The task: Find each line holding "дошкольного" and copy it out.

Extracted data:
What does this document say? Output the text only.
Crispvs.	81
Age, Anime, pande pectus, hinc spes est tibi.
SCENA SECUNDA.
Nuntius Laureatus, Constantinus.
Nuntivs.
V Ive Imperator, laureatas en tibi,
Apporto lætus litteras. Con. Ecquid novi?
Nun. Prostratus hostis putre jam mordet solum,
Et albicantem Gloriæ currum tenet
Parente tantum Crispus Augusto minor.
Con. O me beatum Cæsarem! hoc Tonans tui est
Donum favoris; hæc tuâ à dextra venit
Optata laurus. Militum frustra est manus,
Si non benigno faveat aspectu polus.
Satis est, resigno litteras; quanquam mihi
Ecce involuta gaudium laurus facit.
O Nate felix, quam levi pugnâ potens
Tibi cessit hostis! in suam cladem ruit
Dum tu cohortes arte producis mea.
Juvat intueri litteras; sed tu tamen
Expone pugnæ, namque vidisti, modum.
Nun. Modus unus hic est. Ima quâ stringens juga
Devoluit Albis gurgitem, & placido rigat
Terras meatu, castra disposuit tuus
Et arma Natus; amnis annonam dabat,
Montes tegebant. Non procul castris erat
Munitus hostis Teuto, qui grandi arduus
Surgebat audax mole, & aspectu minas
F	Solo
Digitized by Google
==
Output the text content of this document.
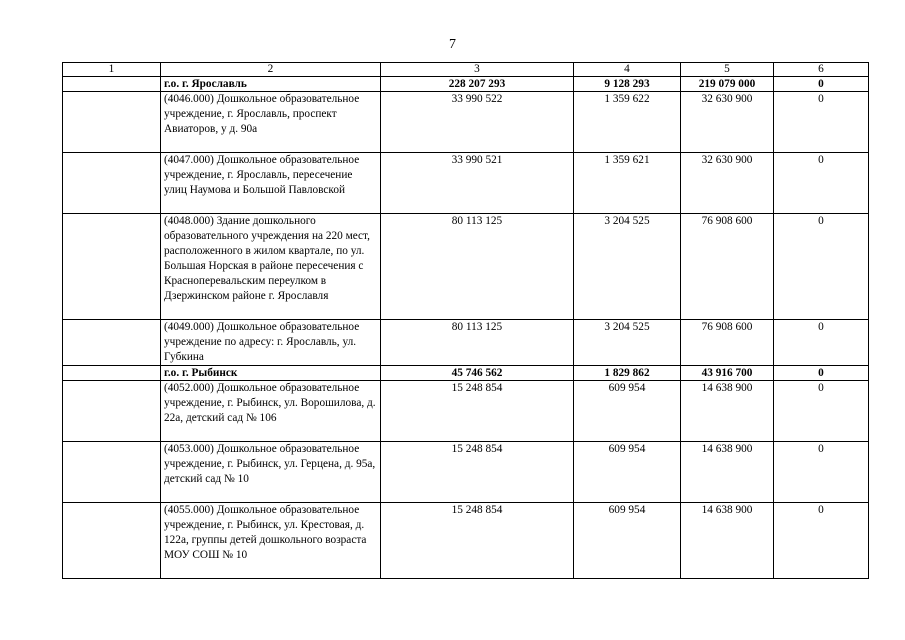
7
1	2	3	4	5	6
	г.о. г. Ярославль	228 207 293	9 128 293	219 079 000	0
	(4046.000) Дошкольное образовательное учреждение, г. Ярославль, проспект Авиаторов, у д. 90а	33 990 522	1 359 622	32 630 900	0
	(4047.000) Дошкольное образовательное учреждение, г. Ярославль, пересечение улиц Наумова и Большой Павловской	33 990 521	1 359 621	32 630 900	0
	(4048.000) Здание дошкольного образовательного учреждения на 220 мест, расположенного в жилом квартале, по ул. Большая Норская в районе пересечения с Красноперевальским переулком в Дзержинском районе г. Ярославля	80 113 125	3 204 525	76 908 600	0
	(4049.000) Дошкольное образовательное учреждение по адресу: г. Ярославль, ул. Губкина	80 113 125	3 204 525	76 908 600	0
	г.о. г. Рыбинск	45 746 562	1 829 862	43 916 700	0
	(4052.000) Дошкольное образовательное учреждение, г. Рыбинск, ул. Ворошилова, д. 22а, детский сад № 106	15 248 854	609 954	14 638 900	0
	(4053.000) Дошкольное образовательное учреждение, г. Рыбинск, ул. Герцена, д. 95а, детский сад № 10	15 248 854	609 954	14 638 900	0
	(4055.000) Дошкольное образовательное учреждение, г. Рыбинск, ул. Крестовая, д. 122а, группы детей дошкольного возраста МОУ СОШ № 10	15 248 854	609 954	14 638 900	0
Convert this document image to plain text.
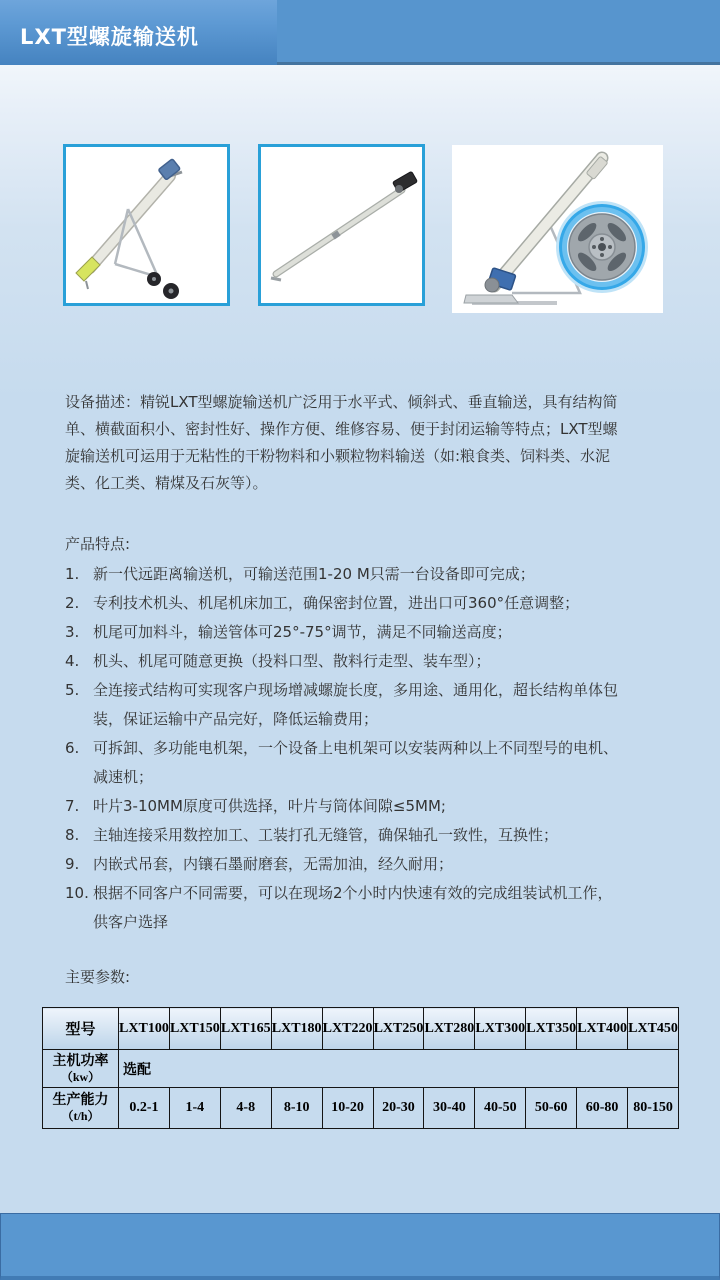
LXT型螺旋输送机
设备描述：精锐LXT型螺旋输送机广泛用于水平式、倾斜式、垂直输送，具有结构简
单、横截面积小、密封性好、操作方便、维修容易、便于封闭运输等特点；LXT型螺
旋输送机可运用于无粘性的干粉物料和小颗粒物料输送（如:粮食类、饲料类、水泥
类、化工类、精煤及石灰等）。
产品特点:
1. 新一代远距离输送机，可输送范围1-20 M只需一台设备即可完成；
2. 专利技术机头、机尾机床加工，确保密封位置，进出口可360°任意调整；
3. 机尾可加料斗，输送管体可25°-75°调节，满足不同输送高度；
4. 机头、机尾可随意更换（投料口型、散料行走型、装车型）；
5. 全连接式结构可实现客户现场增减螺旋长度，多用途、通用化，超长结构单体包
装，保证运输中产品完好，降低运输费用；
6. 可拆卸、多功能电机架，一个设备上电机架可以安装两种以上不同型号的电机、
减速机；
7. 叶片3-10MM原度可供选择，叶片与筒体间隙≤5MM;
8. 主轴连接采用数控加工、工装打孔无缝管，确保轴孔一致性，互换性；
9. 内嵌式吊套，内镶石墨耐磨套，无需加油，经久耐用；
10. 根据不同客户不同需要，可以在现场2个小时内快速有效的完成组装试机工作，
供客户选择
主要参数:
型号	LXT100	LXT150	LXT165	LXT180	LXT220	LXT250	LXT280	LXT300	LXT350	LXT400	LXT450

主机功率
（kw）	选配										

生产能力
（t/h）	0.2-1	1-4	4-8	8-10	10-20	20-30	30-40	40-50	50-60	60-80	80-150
* * *
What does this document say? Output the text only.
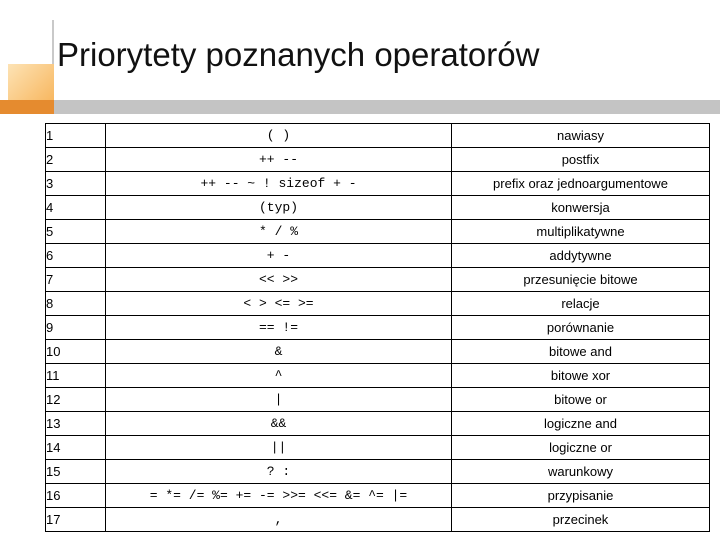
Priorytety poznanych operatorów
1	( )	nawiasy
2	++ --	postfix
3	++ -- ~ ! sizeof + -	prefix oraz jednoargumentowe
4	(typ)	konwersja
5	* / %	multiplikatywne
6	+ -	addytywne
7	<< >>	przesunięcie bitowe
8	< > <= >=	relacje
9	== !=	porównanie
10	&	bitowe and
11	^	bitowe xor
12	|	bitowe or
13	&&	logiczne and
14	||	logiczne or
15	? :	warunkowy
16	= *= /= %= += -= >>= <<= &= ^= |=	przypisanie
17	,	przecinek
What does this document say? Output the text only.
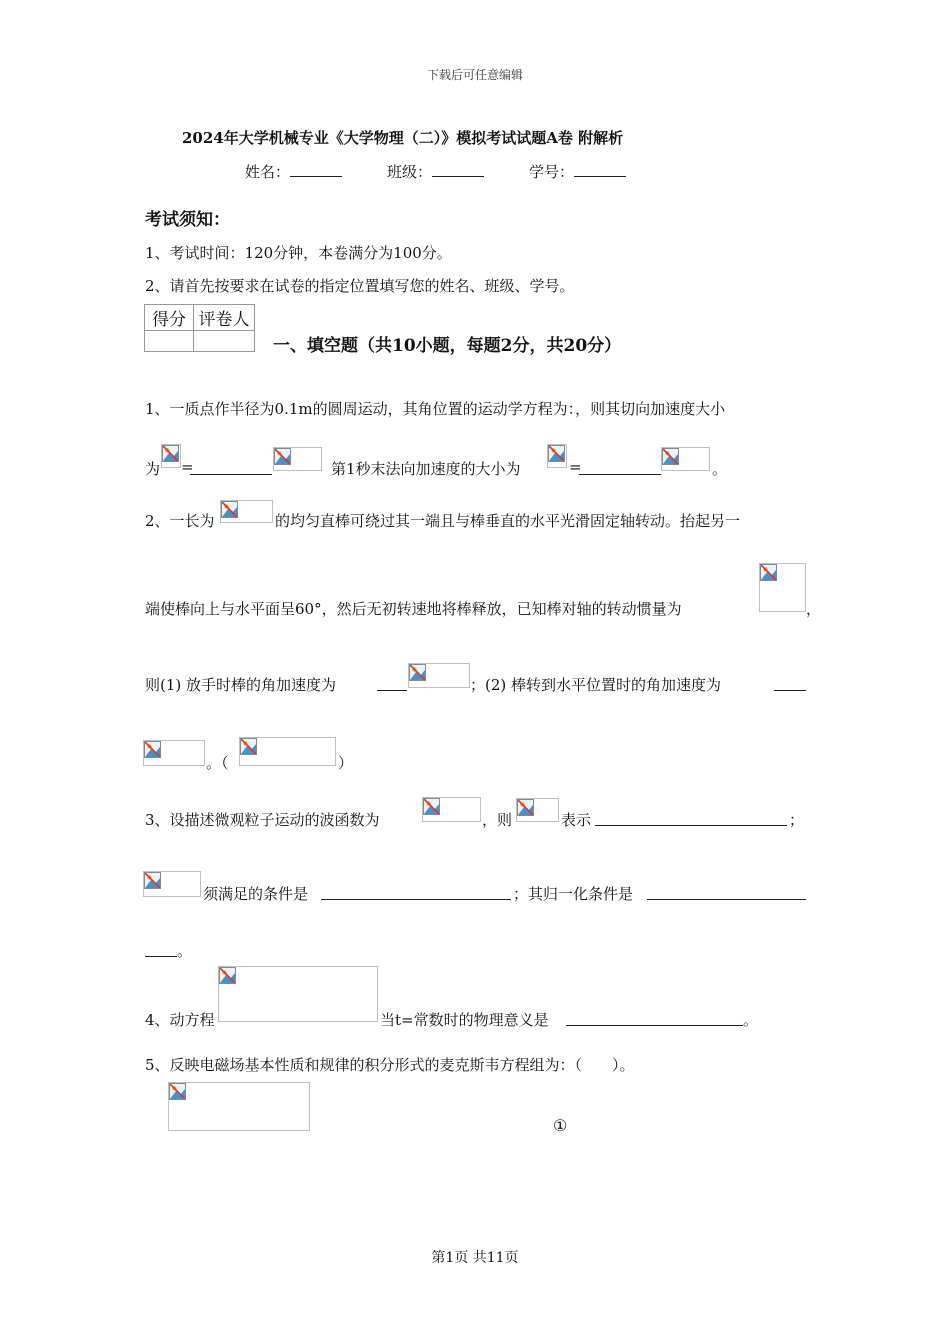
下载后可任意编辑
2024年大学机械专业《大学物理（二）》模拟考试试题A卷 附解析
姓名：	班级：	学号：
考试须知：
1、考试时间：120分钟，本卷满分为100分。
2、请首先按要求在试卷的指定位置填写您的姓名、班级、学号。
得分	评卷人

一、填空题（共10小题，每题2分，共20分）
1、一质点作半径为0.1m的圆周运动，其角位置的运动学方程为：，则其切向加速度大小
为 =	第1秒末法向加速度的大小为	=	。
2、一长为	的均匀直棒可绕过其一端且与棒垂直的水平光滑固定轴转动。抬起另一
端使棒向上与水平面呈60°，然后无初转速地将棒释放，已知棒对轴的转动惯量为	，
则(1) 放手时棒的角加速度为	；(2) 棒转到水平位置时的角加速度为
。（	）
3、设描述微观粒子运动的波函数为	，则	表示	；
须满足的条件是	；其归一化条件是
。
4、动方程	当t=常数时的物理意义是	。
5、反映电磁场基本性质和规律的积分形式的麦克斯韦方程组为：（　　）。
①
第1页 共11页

Result below:
	(4048.000) Здание дошкольного образовательного учреждения на 220 мест, расположенного в жилом квартале, по ул. Большая Норская в районе пересечения с Красноперевальским переулком в Дзержинском районе г. Ярославля	80 113 125	3 204 525	76 908 600	0
	(4055.000) Дошкольное образовательное учреждение, г. Рыбинск, ул. Крестовая, д. 122а, группы детей дошкольного возраста МОУ СОШ № 10	15 248 854	609 954	14 638 900	0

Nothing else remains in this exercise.